> [Task goal]: Print the listing below in its entirety, character for character.

> [Rows]:
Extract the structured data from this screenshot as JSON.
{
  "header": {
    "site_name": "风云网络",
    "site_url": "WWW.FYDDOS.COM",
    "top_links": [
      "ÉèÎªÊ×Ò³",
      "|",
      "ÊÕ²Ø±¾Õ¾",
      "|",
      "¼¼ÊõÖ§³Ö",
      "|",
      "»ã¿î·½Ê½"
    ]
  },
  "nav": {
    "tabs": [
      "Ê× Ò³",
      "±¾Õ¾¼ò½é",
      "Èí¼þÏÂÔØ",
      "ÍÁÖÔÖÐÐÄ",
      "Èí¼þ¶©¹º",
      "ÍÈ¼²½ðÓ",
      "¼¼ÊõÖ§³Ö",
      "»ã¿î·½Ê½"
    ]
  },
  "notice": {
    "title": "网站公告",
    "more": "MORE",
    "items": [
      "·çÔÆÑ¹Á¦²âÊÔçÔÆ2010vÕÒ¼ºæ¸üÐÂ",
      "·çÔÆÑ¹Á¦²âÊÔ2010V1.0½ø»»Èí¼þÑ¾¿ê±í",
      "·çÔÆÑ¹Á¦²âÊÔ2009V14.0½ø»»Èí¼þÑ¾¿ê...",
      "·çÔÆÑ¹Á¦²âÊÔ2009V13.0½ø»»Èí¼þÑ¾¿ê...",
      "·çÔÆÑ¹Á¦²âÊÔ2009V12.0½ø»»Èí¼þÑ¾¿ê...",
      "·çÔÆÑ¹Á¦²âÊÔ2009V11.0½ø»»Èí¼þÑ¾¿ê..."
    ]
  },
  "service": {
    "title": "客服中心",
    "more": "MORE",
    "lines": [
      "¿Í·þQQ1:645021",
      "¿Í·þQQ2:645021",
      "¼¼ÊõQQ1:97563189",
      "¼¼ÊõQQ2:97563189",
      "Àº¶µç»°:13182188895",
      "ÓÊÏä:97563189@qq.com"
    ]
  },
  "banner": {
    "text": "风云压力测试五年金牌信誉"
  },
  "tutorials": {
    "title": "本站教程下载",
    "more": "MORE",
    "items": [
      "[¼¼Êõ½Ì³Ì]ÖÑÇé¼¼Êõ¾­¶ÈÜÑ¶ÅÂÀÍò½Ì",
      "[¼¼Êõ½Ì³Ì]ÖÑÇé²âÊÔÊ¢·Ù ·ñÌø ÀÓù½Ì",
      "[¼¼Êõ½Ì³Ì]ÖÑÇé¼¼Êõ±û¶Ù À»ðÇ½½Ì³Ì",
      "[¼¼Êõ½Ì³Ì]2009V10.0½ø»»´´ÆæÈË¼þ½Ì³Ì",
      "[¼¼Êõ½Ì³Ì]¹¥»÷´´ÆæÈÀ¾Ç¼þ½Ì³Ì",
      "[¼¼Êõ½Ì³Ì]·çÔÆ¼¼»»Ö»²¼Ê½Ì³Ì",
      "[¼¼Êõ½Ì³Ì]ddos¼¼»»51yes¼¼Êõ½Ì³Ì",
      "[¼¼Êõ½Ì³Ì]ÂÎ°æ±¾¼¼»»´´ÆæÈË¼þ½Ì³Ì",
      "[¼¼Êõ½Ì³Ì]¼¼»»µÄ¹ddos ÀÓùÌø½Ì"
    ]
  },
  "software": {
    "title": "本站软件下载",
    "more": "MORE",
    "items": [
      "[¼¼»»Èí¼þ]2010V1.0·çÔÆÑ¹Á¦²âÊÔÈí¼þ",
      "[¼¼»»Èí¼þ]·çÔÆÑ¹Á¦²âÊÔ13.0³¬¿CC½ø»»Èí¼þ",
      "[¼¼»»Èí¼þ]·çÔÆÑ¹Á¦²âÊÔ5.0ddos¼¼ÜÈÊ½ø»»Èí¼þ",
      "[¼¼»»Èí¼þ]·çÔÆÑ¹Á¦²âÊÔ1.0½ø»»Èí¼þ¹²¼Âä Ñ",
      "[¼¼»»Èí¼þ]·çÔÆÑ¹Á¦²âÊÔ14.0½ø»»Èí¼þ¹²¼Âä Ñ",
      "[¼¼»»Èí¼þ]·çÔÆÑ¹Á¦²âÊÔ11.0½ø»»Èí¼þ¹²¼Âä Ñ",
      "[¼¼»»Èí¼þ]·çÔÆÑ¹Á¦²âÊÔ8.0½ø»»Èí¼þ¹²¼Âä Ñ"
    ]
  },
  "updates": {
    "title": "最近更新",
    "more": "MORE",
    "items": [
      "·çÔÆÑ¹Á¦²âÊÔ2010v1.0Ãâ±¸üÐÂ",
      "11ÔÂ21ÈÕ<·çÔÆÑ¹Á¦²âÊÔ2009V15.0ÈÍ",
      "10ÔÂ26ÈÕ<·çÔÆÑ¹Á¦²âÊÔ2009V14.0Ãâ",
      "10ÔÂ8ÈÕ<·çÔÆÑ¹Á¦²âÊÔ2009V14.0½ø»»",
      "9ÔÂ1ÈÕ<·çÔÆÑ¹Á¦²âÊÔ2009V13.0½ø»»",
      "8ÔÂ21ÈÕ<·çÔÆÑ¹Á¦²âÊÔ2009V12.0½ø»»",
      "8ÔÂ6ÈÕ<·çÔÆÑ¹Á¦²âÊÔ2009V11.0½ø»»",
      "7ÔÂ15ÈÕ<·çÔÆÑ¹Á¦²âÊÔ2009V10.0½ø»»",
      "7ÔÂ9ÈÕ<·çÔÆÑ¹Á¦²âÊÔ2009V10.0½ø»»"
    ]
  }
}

> [Result of this exercise]:
Extract the structured data from this screenshot as JSON.
{
  "header": {
    "site_name": "风云网络",
    "site_url": "WWW.FYDDOS.COM",
    "top_links": [
      "ÉèÎªÊ×Ò³",
      "|",
      "ÊÕ²Ø±¾Õ¾",
      "|",
      "¼¼ÊõÖ§³Ö",
      "|",
      "»ã¿î·½Ê½"
    ]
  },
  "nav": {
    "tabs": [
      "Ê× Ò³",
      "±¾Õ¾¼ò½é",
      "Èí¼þÏÂÔØ",
      "ÍÁÖÔÖÐÐÄ",
      "Èí¼þ¶©¹º",
      "ÍÈ¼²½ðÓ",
      "¼¼ÊõÖ§³Ö",
      "»ã¿î·½Ê½"
    ]
  },
  "notice": {
    "title": "网站公告",
    "more": "MORE",
    "items": [
      "·çÔÆÑ¹Á¦²âÊÔçÔÆ2010vÕÒ¼ºæ¸üÐÂ",
      "·çÔÆÑ¹Á¦²âÊÔ2010V1.0½ø»»Èí¼þÑ¾¿ê±í",
      "·çÔÆÑ¹Á¦²âÊÔ2009V14.0½ø»»Èí¼þÑ¾¿ê...",
      "·çÔÆÑ¹Á¦²âÊÔ2009V13.0½ø»»Èí¼þÑ¾¿ê...",
      "·çÔÆÑ¹Á¦²âÊÔ2009V12.0½ø»»Èí¼þÑ¾¿ê...",
      "·çÔÆÑ¹Á¦²âÊÔ2009V11.0½ø»»Èí¼þÑ¾¿ê..."
    ]
  },
  "service": {
    "title": "客服中心",
    "more": "MORE",
    "lines": [
      "¿Í·þQQ1:645021",
      "¿Í·þQQ2:645021",
      "¼¼ÊõQQ1:97563189",
      "¼¼ÊõQQ2:97563189",
      "Àº¶µç»°:13182188895",
      "ÓÊÏä:97563189@qq.com"
    ]
  },
  "banner": {
    "text": "风云压力测试五年金牌信誉"
  },
  "tutorials": {
    "title": "本站教程下载",
    "more": "MORE",
    "items": [
      "[¼¼Êõ½Ì³Ì]ÖÑÇé¼¼Êõ¾­¶ÈÜÑ¶ÅÂÀÍò½Ì",
      "[¼¼Êõ½Ì³Ì]ÖÑÇé²âÊÔÊ¢·Ù ·ñÌø ÀÓù½Ì",
      "[¼¼Êõ½Ì³Ì]ÖÑÇé¼¼Êõ±û¶Ù À»ðÇ½½Ì³Ì",
      "[¼¼Êõ½Ì³Ì]2009V10.0½ø»»´´ÆæÈË¼þ½Ì³Ì",
      "[¼¼Êõ½Ì³Ì]¹¥»÷´´ÆæÈÀ¾Ç¼þ½Ì³Ì",
      "[¼¼Êõ½Ì³Ì]·çÔÆ¼¼»»Ö»²¼Ê½Ì³Ì",
      "[¼¼Êõ½Ì³Ì]ddos¼¼»»51yes¼¼Êõ½Ì³Ì",
      "[¼¼Êõ½Ì³Ì]ÂÎ°æ±¾¼¼»»´´ÆæÈË¼þ½Ì³Ì",
      "[¼¼Êõ½Ì³Ì]¼¼»»µÄ¹ddos ÀÓùÌø½Ì"
    ]
  },
  "software": {
    "title": "本站软件下载",
    "more": "MORE",
    "items": [
      "[¼¼»»Èí¼þ]2010V1.0·çÔÆÑ¹Á¦²âÊÔÈí¼þ",
      "[¼¼»»Èí¼þ]·çÔÆÑ¹Á¦²âÊÔ13.0³¬¿CC½ø»»Èí¼þ",
      "[¼¼»»Èí¼þ]·çÔÆÑ¹Á¦²âÊÔ5.0ddos¼¼ÜÈÊ½ø»»Èí¼þ",
      "[¼¼»»Èí¼þ]·çÔÆÑ¹Á¦²âÊÔ1.0½ø»»Èí¼þ¹²¼Âä Ñ",
      "[¼¼»»Èí¼þ]·çÔÆÑ¹Á¦²âÊÔ14.0½ø»»Èí¼þ¹²¼Âä Ñ",
      "[¼¼»»Èí¼þ]·çÔÆÑ¹Á¦²âÊÔ11.0½ø»»Èí¼þ¹²¼Âä Ñ",
      "[¼¼»»Èí¼þ]·çÔÆÑ¹Á¦²âÊÔ8.0½ø»»Èí¼þ¹²¼Âä Ñ"
    ]
  },
  "updates": {
    "title": "最近更新",
    "more": "MORE",
    "items": [
      "·çÔÆÑ¹Á¦²âÊÔ2010v1.0Ãâ±¸üÐÂ",
      "11ÔÂ21ÈÕ<·çÔÆÑ¹Á¦²âÊÔ2009V15.0ÈÍ",
      "10ÔÂ26ÈÕ<·çÔÆÑ¹Á¦²âÊÔ2009V14.0Ãâ",
      "10ÔÂ8ÈÕ<·çÔÆÑ¹Á¦²âÊÔ2009V14.0½ø»»",
      "9ÔÂ1ÈÕ<·çÔÆÑ¹Á¦²âÊÔ2009V13.0½ø»»",
      "8ÔÂ21ÈÕ<·çÔÆÑ¹Á¦²âÊÔ2009V12.0½ø»»",
      "8ÔÂ6ÈÕ<·çÔÆÑ¹Á¦²âÊÔ2009V11.0½ø»»",
      "7ÔÂ15ÈÕ<·çÔÆÑ¹Á¦²âÊÔ2009V10.0½ø»»",
      "7ÔÂ9ÈÕ<·çÔÆÑ¹Á¦²âÊÔ2009V10.0½ø»»"
    ]
  }
}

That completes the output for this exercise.